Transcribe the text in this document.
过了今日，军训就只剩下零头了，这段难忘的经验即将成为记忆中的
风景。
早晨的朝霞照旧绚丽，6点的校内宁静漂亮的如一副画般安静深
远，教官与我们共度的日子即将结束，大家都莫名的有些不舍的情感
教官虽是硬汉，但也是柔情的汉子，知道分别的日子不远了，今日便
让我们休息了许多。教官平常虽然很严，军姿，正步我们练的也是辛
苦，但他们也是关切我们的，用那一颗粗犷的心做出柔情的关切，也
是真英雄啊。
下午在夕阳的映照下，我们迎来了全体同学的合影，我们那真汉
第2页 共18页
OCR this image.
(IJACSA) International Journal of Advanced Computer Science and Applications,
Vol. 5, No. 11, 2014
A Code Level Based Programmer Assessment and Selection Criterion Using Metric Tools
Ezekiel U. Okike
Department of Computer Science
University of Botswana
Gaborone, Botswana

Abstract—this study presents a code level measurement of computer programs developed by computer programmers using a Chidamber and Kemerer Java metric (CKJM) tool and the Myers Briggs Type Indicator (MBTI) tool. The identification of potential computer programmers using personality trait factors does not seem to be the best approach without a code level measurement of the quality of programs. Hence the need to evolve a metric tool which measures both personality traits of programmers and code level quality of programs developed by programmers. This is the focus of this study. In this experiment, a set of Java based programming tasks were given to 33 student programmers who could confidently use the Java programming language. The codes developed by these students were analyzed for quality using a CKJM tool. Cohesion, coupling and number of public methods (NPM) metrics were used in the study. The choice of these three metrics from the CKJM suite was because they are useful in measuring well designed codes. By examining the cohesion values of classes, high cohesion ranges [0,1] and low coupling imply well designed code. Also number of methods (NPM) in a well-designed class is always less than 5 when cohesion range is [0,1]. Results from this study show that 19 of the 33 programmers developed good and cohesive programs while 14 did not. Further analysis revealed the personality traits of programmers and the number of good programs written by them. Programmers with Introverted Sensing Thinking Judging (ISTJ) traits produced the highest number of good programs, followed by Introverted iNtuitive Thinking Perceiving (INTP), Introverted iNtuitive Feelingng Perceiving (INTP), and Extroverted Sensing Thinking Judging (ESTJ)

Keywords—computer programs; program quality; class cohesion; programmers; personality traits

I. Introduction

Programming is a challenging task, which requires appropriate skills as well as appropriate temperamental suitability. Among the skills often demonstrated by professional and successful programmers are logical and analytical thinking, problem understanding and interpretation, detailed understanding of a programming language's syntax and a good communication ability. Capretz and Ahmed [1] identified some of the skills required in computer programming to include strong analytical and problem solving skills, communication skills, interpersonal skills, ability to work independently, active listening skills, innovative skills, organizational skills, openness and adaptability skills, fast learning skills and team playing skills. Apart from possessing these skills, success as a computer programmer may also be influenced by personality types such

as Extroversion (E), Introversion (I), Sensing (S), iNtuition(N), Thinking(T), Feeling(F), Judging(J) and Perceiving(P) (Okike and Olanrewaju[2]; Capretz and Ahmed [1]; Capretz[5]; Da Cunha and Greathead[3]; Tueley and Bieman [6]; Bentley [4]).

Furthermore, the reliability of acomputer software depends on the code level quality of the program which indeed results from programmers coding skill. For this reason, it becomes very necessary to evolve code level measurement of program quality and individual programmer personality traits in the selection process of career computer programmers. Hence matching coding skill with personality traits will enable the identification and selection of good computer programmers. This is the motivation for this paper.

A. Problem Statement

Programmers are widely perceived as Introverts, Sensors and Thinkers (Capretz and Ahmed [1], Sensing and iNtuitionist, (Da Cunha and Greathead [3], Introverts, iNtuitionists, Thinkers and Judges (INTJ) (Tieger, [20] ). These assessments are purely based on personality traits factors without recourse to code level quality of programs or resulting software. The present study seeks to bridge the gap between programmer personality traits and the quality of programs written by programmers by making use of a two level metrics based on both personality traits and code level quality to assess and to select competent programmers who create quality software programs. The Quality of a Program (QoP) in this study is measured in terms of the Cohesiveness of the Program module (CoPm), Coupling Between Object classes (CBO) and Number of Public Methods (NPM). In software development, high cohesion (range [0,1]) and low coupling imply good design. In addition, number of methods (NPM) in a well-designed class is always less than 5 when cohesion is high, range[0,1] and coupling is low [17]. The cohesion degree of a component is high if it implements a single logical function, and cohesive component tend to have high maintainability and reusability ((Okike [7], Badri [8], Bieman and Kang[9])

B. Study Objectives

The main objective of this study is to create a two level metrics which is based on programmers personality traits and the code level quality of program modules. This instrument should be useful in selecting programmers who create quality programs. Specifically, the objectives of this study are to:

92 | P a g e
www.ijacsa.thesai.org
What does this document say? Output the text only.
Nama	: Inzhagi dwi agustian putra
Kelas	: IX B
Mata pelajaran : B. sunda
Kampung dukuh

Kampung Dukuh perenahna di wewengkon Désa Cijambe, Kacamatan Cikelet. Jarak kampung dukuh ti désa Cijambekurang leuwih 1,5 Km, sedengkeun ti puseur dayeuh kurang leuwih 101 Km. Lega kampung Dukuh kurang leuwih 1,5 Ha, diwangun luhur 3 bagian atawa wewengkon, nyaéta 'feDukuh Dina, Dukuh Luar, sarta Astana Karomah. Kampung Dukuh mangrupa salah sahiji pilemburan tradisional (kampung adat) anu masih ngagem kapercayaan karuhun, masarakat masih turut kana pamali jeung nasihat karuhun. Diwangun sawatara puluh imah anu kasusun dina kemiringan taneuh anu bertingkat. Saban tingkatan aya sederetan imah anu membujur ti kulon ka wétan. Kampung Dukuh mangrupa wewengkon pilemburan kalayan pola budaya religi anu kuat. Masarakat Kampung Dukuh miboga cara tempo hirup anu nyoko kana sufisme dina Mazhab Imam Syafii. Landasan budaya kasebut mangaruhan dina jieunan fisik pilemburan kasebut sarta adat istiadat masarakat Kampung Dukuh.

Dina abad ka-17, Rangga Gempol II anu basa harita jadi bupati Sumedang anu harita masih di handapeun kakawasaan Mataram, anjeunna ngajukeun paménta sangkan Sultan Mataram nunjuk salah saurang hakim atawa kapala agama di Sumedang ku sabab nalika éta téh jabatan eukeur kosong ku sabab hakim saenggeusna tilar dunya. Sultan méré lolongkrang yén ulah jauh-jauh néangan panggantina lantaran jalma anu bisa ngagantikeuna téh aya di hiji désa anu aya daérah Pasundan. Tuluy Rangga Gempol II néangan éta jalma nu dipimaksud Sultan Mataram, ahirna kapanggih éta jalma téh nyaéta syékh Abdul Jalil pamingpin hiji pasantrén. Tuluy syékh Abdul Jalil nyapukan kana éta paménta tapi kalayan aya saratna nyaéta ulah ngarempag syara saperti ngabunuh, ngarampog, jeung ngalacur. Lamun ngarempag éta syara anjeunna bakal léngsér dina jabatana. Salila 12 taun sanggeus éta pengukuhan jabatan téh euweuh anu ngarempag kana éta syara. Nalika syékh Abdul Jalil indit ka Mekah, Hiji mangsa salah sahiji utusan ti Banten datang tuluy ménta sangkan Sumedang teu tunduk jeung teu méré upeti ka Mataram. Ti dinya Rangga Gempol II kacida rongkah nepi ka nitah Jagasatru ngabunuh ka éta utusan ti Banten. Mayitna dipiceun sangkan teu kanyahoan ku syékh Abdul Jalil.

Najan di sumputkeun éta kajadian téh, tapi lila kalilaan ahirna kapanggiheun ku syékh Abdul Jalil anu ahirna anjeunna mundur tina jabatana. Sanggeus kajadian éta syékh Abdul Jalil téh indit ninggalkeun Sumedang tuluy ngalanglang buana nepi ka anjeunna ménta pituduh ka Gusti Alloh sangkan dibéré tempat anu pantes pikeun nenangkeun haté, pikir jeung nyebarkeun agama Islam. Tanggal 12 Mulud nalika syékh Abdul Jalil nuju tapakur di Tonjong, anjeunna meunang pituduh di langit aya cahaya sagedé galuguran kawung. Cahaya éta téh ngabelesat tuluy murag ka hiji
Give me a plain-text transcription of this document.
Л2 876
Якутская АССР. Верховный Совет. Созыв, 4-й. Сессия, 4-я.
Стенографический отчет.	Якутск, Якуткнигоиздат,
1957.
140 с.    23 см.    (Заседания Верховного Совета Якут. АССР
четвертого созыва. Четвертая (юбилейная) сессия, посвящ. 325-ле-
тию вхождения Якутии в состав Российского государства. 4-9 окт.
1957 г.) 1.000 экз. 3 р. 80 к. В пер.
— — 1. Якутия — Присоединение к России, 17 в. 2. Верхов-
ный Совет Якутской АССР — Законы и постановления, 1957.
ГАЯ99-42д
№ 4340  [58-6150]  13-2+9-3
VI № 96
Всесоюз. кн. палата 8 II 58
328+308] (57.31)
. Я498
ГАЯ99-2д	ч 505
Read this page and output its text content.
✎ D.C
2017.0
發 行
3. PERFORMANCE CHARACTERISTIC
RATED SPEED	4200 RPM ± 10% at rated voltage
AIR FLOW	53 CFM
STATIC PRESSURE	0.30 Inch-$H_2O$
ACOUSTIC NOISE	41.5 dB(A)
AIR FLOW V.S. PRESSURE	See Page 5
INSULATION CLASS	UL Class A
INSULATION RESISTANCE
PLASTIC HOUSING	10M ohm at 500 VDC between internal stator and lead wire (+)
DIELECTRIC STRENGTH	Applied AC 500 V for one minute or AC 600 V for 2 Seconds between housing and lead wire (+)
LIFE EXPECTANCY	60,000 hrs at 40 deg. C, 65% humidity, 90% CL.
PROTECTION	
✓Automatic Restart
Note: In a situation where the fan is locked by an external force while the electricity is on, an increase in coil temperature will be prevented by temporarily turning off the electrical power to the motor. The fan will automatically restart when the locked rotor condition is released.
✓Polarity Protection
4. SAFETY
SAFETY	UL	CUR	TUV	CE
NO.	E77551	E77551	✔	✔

::::::::::

* [EXERCISE PROMPT]
Find every line in the records above that holds the word "Science", and copy each one.

* [TASK RESULT]
(IJACSA) International Journal of Advanced Computer Science and Applications,
Department of Computer Science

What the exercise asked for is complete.